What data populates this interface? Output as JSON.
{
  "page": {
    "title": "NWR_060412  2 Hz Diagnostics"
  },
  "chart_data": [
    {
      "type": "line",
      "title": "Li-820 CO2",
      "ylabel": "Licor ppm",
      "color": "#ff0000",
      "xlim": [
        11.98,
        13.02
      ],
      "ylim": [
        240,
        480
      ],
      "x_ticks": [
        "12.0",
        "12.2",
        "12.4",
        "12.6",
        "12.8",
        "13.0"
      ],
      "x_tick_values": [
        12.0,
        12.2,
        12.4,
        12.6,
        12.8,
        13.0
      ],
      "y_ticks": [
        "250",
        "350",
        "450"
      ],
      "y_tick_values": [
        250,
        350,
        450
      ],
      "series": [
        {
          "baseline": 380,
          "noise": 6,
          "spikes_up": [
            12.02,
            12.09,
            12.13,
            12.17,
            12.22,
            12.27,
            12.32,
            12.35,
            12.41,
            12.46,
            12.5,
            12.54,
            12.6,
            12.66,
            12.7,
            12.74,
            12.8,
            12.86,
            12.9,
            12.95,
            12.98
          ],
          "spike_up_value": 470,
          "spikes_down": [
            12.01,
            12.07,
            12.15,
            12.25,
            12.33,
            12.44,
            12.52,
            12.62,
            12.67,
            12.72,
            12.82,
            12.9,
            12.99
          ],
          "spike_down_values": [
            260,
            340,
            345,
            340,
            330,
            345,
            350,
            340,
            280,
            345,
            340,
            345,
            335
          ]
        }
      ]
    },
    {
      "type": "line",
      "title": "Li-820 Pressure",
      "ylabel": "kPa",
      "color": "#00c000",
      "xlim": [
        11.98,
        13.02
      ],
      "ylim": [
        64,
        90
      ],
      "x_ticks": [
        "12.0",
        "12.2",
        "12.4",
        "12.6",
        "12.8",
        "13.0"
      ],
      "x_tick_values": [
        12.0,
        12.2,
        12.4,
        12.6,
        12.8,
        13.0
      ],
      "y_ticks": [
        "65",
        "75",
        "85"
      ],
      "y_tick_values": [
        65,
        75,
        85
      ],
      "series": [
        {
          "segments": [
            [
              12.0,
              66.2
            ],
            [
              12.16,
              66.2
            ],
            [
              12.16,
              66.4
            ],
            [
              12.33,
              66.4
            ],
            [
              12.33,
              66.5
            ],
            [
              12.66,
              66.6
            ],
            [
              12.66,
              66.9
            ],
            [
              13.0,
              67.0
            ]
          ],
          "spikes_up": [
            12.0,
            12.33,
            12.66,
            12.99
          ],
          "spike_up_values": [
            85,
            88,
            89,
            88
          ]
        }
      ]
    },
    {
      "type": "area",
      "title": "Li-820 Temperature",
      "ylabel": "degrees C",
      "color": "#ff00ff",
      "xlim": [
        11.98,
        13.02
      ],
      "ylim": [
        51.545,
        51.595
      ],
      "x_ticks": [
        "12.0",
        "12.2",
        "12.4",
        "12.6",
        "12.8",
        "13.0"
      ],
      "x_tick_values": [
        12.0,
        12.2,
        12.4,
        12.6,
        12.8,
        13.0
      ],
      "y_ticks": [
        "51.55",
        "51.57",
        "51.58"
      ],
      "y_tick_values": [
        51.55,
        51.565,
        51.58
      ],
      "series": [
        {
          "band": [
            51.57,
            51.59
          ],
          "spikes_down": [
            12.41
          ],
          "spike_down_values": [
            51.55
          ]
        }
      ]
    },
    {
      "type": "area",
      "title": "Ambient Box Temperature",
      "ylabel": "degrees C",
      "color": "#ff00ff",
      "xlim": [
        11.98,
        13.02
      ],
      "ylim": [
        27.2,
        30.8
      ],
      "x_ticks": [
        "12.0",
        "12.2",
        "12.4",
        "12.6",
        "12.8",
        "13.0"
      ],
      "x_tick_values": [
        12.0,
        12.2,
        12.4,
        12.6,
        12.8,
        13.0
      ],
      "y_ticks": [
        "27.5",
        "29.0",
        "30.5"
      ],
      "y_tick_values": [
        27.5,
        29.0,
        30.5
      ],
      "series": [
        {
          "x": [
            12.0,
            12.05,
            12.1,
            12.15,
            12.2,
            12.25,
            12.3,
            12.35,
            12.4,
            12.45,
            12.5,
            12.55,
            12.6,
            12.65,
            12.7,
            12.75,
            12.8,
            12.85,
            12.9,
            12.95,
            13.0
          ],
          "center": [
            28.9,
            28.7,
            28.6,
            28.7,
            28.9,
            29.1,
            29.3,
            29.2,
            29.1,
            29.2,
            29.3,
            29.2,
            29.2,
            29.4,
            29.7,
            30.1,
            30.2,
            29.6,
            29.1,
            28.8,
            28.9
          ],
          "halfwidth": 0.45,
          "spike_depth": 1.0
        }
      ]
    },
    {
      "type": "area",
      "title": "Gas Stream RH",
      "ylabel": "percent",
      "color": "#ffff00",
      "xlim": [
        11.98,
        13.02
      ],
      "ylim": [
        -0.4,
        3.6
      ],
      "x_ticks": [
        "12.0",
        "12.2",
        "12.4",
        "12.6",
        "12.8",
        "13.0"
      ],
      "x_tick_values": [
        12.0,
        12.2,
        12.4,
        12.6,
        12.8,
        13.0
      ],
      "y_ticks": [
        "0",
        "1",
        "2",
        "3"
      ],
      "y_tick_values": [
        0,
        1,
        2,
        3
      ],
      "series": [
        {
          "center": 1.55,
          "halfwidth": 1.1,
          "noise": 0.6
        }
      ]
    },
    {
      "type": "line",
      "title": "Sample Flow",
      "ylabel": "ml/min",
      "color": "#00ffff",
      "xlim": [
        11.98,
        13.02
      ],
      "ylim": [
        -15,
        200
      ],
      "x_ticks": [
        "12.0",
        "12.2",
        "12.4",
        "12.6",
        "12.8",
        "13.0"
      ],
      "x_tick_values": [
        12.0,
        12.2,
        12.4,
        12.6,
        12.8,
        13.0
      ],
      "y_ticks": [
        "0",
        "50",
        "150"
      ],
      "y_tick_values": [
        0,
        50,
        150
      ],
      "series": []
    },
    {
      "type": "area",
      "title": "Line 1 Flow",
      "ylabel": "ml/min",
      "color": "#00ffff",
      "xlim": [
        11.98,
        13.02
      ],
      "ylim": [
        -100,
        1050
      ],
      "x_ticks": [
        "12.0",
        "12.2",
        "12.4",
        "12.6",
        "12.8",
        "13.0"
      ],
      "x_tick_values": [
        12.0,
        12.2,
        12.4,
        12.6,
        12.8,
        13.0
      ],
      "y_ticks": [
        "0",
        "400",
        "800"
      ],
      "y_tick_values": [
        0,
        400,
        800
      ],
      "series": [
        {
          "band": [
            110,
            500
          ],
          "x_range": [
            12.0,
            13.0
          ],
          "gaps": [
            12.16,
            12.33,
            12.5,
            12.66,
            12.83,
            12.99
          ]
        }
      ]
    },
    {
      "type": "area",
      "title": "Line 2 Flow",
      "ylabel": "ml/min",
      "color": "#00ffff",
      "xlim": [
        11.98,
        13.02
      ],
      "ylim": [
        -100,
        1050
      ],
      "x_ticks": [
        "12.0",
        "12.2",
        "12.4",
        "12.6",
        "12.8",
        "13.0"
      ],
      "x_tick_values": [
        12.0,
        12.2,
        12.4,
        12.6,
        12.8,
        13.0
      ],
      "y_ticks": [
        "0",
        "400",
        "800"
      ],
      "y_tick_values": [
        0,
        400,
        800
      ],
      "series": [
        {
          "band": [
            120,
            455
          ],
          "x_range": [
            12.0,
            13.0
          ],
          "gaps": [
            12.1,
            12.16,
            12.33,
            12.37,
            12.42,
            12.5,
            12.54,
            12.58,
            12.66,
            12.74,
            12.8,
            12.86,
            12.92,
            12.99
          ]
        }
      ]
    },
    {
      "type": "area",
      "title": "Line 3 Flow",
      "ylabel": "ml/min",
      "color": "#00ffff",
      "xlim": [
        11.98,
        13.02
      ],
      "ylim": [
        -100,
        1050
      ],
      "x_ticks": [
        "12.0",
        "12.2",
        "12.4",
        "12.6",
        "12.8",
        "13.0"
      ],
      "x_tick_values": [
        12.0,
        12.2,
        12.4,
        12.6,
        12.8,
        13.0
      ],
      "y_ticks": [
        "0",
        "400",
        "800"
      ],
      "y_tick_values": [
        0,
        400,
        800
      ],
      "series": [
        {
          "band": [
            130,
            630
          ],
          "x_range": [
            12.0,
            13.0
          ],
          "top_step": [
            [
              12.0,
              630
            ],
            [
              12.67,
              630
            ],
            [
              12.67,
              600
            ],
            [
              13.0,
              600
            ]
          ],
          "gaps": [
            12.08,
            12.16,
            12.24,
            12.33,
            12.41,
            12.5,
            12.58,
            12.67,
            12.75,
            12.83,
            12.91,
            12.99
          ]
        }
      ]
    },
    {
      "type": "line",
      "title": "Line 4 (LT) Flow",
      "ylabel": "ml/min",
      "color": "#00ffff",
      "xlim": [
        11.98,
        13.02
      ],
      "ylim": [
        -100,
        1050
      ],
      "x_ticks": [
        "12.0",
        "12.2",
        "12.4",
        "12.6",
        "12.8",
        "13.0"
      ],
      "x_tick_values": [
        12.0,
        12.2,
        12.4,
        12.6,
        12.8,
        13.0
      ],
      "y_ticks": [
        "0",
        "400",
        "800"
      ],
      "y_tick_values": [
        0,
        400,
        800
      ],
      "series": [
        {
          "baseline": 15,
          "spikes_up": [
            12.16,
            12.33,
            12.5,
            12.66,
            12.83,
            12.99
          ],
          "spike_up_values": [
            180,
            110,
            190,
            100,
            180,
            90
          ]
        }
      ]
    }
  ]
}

▶ **Short task**
Locate each line with the word "Flow" and copy it.

▶ **Answer below**
      "title": "Sample Flow",
      "title": "Line 1 Flow",
      "title": "Line 2 Flow",
      "title": "Line 3 Flow",
      "title": "Line 4 (LT) Flow",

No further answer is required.